# What you need to do
Give the number of lines below that contain the string "metastases", and no other text.

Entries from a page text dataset

_ _ _ _

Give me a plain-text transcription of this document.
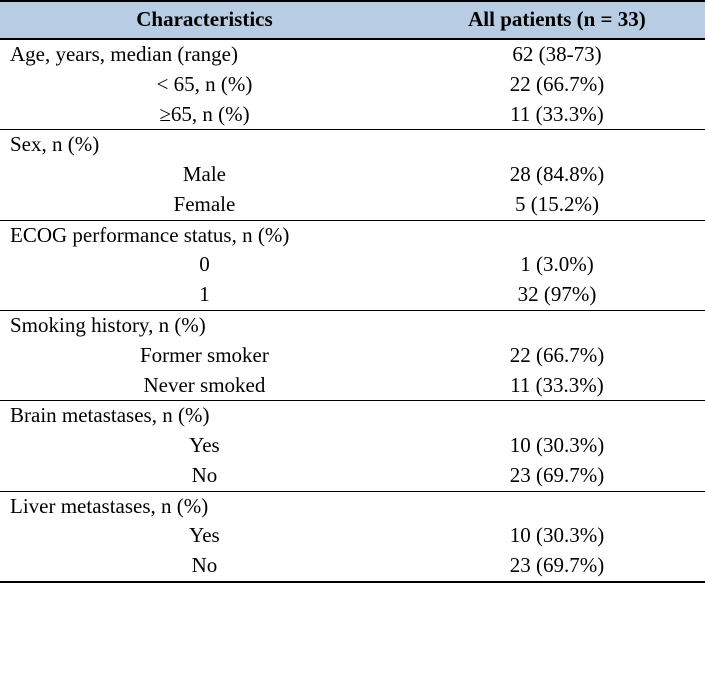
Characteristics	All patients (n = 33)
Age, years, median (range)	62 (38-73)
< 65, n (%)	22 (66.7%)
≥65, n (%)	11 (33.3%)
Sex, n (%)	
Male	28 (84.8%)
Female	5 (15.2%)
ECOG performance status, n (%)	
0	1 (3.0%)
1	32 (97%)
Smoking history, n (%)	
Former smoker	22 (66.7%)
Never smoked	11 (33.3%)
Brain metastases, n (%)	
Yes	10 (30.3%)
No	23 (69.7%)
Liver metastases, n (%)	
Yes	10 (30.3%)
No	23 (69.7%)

_ _ _ _

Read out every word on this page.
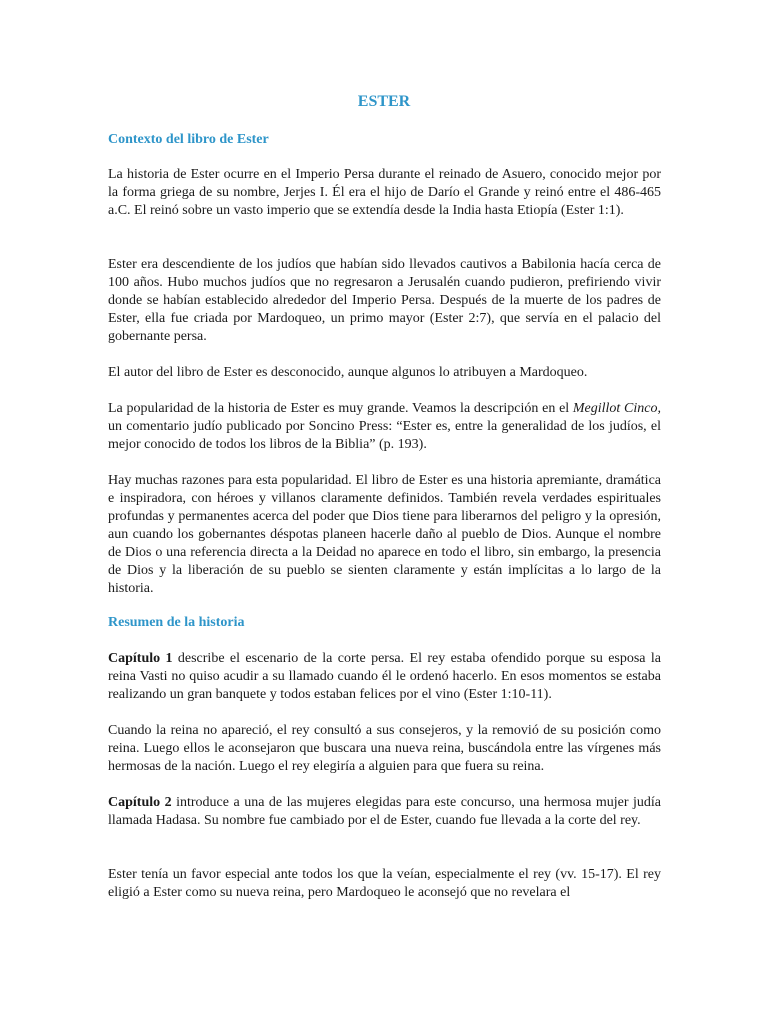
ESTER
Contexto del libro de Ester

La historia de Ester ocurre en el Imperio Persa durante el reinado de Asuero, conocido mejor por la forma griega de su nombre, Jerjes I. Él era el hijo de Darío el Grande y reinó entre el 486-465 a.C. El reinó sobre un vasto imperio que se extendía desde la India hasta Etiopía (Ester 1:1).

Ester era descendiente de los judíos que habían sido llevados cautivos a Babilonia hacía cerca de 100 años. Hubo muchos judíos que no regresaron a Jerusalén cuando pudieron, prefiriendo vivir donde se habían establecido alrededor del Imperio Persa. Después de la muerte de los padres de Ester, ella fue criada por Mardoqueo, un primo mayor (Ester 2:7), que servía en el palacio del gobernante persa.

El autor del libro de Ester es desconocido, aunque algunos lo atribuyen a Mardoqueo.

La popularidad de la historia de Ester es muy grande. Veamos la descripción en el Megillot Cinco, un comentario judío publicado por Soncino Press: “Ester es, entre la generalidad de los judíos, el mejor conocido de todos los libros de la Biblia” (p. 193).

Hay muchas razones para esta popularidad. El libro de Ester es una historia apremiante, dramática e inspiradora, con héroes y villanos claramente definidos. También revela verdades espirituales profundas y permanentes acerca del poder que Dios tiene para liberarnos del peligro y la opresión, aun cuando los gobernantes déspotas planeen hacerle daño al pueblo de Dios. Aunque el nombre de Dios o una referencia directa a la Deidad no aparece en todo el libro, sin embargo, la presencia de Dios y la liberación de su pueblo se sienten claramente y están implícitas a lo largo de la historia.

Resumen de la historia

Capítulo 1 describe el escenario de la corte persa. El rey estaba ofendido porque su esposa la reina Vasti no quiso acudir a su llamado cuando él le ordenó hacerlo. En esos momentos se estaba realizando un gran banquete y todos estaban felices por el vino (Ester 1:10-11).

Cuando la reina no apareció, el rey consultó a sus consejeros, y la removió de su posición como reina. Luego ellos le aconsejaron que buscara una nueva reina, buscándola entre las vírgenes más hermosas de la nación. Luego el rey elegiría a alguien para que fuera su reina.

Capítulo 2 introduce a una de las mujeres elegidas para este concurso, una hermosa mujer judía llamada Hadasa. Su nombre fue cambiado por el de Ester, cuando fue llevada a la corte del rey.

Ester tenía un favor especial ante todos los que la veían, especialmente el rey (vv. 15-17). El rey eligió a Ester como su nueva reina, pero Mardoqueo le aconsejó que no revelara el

_ _ _ _

# Task result
2